Les affirmations suivantes concordent-elles avec le passage sur la grève des intermittents ? Pour chacune, répondez par oui ou par non en citant les mots du passage qui tranchent.
1. Le "in" d'Avignon a voté à 80 % le maintien des principales représentations.
2. La première du Prince de Hombourg a été maintenue.
3. Le rapport du triumvirat est attendu pour septembre.

§ **Passage fourni**:

########

Cette tentative d'apaisement échoue. Et la semaine suivante, la ministre de la Culture Aurélie Filipetti publie une tribune dans Le Monde dans laquelle elle appelle les artistes et les techniciens qui protestent à maintenir les représentations prévues au cours de l'été.

A Avignon, le message n'est entendu qu'en partie: le 2 juillet, le "in" vote à 80% le maintien des principales représentations mais, le lendemain, il décide d'annuler la première du Prince de Hombourg

Ailleurs en France, d'autres événements culturels pourraient être perturbés voire suspendus dans les prochains jours. En effet, la CGT Spectacle a maintenu son appel à une "grève massive" dans tout le pays ce vendredi. A Paris, le Théâtre de la Ville, par exemple, affichait jeudi son soutien sur Twitter aux protestataires d'Avignon:

#intermittents#JournéeMobilisationNationale : le @TheaVilleParis ! La pluie ne nous arrête pas #TDV4JUILpic.twitter.com/Yt3KgqWqJc

- Théâtre de la Ville (@TheaVilleParis) 4 Juillet 2014
  • Les acteurs

Sur scène, la ministre de la Culture, Aurélie Filipetti se retrouve au premier rang. Ce vendredi, elle a déclaré "respecter absolument le droit de grève""Cela fait onze ans  qu'ils sont inquiets, celaa fait onze ans qu'ils veulent une vraie réforme du régime de l'intermittence", a-t-elle jugé sur France Inter.

D'autres figures émergent. C'est le cas du triumvirat nommé fin juin par le gouvernement. Il comprend Jean-Patrick Gille, député PS, et rapporteur de la mission d'information sur les métiers artistiques, Hortense Archambault, qui a codirigé le Festival d'Avignon et Jean-Denis Combrexel, ancien directeur général du Travail. Chargés de redéfinir le statut des intermittents, ils se réunissent tous les jeudis jusqu'au 24 juillet et doivent reprendre leurs travaux en septembre. Leur rapport est attendu pour décembre.

########

(Données de compréhension de documents)
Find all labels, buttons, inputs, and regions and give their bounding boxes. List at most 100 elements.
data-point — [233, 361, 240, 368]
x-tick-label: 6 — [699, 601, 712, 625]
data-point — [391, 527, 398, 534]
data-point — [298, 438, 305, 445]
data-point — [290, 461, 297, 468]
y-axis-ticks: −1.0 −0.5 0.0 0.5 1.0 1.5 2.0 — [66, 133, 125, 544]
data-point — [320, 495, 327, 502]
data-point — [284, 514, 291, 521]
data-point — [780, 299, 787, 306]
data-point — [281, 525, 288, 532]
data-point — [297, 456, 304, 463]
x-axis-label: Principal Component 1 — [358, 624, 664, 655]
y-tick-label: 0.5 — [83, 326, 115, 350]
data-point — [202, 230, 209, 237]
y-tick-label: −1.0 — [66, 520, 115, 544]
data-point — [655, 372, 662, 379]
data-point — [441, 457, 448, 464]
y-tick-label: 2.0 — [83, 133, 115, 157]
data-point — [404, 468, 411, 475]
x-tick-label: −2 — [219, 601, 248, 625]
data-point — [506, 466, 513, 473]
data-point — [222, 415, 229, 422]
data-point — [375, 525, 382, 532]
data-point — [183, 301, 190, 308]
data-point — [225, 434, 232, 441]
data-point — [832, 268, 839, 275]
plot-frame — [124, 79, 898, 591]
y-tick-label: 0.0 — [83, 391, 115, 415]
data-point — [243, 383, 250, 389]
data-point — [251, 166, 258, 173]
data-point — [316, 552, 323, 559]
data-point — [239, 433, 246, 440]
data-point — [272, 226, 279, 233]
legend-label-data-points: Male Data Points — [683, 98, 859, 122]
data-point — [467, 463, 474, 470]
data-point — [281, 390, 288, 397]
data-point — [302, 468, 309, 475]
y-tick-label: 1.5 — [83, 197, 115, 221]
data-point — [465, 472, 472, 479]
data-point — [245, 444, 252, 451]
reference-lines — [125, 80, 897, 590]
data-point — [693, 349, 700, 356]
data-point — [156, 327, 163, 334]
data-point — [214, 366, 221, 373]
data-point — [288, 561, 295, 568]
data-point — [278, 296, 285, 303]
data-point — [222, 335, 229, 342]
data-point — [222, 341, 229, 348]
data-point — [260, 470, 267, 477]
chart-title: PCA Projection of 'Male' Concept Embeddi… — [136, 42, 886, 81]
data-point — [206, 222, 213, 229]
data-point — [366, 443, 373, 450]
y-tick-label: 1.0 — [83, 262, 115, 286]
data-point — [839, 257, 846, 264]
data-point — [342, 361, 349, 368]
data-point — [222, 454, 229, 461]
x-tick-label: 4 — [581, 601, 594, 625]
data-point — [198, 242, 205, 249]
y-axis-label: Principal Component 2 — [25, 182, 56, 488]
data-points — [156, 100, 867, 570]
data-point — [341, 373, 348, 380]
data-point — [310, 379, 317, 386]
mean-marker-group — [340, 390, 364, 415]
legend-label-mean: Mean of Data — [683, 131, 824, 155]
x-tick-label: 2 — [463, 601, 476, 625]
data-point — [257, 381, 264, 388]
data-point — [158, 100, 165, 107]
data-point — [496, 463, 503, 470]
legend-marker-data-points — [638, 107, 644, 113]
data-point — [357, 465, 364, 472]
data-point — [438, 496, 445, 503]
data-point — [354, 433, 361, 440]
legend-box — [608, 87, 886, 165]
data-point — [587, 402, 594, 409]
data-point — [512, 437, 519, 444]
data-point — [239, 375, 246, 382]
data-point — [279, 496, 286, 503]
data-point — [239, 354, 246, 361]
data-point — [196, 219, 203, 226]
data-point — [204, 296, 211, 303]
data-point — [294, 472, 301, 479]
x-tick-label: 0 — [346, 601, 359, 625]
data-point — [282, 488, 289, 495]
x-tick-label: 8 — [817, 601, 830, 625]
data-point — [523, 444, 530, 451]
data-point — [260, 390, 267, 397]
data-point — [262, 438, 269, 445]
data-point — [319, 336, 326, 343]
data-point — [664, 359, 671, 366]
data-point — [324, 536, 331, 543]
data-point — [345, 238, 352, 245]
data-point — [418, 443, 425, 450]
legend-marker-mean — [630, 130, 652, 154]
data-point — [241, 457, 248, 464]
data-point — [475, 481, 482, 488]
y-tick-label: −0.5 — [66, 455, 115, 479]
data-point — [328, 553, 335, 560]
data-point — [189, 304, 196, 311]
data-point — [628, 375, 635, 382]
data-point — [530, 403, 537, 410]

########

§ **Réponse**:
1. Oui : « le 2 juillet, le "in" vote à 80% le maintien des principales représentations ».
2. Non : « il décide d'annuler la première du Prince de Hombourg ».
3. Non : « Leur rapport est attendu pour décembre. »